→ **The problem**
Collect all lines from the records below that include the word "Council".
··· Exercise materials
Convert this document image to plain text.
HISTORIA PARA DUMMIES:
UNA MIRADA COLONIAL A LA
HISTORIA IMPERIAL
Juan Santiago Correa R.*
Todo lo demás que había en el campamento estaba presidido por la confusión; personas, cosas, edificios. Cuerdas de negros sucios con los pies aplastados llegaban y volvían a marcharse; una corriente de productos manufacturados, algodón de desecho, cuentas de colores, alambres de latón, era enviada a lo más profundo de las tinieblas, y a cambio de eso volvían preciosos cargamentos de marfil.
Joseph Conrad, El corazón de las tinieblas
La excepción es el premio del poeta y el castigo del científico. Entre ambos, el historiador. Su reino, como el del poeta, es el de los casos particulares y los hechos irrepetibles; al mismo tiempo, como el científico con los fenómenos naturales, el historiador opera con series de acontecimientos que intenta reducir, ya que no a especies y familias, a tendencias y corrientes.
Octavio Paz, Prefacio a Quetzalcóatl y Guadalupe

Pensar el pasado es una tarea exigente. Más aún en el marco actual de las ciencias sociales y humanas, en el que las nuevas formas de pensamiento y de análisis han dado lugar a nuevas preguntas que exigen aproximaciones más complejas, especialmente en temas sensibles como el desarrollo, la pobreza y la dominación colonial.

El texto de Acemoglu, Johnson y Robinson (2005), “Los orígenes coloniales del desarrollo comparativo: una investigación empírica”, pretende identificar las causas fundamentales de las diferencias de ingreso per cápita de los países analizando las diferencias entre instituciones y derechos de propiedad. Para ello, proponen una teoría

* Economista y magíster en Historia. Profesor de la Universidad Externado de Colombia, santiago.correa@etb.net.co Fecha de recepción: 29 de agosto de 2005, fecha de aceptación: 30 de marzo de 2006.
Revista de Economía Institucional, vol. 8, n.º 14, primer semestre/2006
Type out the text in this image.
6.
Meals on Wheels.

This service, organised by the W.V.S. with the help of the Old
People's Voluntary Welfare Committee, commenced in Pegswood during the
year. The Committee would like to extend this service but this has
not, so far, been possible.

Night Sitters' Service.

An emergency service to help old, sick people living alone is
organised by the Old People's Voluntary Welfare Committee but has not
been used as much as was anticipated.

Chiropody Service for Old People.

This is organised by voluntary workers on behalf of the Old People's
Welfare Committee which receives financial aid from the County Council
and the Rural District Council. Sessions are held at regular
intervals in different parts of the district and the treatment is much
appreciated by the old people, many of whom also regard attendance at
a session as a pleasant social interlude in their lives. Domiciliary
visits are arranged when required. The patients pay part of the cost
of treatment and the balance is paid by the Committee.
······
→ **Answer**
Welfare Committee which receives financial aid from the County Council
and the Rural District Council. Sessions are held at regular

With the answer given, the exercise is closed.